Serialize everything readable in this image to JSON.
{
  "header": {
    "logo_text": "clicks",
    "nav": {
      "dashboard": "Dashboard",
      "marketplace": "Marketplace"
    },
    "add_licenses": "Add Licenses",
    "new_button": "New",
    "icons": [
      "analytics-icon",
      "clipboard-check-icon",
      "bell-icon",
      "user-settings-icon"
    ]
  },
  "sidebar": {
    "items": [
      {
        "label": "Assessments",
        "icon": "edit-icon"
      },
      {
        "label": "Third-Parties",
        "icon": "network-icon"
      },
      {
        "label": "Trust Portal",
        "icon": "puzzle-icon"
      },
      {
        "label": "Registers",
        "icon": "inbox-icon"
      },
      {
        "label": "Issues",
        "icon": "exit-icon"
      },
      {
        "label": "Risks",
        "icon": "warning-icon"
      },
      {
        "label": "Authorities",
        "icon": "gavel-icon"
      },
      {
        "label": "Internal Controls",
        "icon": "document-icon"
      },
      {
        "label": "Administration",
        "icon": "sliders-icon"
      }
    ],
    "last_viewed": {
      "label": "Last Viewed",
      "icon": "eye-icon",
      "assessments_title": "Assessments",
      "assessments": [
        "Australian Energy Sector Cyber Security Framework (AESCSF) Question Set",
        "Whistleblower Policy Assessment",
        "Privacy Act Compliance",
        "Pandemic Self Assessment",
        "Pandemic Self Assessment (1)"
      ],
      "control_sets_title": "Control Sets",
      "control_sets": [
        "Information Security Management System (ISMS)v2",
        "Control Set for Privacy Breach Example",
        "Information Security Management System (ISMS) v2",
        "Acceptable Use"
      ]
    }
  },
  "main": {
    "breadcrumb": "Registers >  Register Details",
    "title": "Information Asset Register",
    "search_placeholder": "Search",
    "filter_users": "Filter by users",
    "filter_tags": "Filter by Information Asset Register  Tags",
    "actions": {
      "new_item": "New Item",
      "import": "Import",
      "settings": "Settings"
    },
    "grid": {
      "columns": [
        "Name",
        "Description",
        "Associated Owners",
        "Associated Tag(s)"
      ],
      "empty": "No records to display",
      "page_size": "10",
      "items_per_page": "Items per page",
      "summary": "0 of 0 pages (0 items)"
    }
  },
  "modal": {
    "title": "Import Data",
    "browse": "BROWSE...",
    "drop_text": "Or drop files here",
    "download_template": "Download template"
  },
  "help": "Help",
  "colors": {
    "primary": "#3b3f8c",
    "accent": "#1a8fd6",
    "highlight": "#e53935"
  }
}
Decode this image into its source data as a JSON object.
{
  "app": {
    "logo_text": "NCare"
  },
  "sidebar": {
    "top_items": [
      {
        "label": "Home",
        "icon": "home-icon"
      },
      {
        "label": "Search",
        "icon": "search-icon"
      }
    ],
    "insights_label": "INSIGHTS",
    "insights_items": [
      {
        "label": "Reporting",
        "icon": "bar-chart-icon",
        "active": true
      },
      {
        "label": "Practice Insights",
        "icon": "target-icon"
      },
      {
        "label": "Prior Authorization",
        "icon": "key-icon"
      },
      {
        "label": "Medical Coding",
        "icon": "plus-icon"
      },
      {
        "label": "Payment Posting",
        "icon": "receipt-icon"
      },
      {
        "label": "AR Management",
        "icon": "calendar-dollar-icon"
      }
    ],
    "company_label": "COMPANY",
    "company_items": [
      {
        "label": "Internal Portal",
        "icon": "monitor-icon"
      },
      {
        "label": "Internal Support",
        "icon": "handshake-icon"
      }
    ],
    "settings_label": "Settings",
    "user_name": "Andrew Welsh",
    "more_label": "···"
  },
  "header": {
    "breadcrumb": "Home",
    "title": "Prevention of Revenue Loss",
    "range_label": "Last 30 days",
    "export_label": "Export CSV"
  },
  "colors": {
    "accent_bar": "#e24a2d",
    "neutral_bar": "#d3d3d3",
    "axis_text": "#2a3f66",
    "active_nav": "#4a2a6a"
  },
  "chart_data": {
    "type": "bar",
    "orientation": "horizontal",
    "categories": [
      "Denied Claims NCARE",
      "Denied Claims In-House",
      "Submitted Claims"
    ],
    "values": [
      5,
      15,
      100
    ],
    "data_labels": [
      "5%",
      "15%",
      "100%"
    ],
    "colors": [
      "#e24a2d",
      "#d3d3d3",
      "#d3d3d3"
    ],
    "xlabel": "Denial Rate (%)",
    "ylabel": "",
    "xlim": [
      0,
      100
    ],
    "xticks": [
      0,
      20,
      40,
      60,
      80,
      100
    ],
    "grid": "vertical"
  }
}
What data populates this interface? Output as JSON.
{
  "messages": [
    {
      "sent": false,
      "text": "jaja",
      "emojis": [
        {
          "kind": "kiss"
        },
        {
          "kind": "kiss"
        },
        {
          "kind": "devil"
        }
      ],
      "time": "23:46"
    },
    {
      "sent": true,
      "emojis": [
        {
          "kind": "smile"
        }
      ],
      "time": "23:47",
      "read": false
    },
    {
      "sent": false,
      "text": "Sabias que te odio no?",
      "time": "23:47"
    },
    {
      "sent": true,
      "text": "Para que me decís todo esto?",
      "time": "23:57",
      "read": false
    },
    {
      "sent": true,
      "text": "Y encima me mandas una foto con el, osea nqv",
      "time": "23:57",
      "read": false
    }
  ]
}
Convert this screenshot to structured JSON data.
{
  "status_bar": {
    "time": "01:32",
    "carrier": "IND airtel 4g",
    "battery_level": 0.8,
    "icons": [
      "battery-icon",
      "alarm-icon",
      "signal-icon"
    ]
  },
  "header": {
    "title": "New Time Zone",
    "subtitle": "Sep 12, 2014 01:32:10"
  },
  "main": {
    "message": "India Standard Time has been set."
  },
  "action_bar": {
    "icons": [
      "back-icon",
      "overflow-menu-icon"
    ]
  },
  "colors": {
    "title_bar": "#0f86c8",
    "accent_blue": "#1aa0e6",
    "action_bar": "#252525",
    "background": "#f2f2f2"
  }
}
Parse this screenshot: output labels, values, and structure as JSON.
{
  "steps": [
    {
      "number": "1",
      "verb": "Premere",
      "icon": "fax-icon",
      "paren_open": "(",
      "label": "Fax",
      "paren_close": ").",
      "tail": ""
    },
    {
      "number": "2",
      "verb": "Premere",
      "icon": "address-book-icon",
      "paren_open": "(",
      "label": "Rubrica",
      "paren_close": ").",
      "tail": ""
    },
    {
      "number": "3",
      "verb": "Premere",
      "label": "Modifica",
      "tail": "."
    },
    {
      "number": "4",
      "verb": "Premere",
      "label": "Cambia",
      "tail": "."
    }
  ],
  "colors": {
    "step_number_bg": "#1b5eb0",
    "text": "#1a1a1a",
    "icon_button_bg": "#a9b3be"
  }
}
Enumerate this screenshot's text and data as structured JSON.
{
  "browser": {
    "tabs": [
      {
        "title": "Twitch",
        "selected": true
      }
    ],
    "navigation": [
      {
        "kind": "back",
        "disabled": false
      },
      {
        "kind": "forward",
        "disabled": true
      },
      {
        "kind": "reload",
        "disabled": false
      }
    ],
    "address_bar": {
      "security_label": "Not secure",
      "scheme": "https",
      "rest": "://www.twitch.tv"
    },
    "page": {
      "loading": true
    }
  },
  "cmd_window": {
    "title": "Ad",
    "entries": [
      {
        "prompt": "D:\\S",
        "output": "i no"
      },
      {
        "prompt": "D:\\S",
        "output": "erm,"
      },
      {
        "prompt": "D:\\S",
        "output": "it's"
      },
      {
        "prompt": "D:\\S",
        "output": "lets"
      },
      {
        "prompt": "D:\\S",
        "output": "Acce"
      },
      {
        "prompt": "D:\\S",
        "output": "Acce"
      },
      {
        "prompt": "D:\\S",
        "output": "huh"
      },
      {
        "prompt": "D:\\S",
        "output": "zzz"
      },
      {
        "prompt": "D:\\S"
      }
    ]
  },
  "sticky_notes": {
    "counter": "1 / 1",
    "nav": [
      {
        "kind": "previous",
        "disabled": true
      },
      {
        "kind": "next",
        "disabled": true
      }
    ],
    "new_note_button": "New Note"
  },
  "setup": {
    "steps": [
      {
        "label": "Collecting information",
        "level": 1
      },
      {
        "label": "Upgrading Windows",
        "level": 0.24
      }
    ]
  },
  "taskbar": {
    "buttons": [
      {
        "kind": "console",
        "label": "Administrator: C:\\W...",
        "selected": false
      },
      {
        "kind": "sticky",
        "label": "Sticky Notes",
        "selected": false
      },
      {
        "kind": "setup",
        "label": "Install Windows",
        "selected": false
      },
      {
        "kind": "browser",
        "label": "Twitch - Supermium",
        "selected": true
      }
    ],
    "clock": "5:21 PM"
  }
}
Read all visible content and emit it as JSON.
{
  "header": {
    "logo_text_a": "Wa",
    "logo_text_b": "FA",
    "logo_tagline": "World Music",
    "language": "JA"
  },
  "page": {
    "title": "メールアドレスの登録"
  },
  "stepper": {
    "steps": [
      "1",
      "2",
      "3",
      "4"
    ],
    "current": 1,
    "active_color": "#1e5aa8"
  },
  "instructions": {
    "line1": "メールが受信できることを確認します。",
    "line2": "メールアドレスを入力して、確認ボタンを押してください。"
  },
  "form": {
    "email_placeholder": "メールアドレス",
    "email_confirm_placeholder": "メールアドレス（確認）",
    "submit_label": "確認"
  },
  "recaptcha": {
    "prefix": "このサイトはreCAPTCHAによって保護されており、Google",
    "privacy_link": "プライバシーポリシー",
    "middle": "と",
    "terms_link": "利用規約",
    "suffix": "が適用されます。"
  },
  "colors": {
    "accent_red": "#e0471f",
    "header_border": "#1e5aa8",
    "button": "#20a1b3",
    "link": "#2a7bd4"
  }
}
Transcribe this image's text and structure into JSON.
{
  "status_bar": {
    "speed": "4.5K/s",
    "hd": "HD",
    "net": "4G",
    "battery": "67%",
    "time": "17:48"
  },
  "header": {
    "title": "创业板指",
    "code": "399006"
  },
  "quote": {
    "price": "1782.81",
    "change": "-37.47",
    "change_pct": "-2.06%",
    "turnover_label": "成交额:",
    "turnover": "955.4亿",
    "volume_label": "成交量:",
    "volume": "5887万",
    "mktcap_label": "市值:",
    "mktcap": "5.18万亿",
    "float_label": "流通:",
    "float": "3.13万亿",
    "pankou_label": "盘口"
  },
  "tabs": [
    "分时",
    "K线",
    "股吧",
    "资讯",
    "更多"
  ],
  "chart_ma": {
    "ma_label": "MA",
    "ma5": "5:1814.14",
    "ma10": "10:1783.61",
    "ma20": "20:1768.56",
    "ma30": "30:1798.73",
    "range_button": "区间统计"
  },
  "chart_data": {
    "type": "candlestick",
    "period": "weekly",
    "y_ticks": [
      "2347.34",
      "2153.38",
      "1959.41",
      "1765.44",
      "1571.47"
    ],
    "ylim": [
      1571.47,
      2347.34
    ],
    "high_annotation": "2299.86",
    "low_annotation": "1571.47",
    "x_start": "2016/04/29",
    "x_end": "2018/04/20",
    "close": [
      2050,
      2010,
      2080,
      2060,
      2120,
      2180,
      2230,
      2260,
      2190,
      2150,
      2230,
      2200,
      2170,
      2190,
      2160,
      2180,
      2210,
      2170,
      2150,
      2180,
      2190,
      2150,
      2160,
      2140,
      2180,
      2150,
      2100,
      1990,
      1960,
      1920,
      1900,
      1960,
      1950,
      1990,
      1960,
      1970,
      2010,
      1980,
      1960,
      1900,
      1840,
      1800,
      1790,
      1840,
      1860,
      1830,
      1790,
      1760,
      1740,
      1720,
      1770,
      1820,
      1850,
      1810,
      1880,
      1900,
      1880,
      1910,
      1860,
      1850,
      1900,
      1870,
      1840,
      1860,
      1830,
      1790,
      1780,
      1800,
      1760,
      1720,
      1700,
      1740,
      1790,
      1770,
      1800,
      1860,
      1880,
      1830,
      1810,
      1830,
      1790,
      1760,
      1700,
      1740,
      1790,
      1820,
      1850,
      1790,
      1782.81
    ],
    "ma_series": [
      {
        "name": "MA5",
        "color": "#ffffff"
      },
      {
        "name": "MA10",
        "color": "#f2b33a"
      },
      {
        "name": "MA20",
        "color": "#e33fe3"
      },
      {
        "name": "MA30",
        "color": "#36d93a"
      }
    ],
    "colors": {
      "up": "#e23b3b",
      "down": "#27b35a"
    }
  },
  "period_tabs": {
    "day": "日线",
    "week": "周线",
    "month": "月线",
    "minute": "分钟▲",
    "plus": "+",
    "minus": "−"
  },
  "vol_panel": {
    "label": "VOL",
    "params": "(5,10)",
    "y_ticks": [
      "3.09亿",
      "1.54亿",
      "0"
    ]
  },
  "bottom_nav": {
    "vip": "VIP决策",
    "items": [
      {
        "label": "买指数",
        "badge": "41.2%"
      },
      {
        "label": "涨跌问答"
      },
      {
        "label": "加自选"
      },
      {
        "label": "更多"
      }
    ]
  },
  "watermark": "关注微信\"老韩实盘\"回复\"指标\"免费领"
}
===============
Identify every line above with the string "structured" in it. Copy those lines.

*Reply*
Convert this screenshot to structured JSON data.
Enumerate this screenshot's text and data as structured JSON.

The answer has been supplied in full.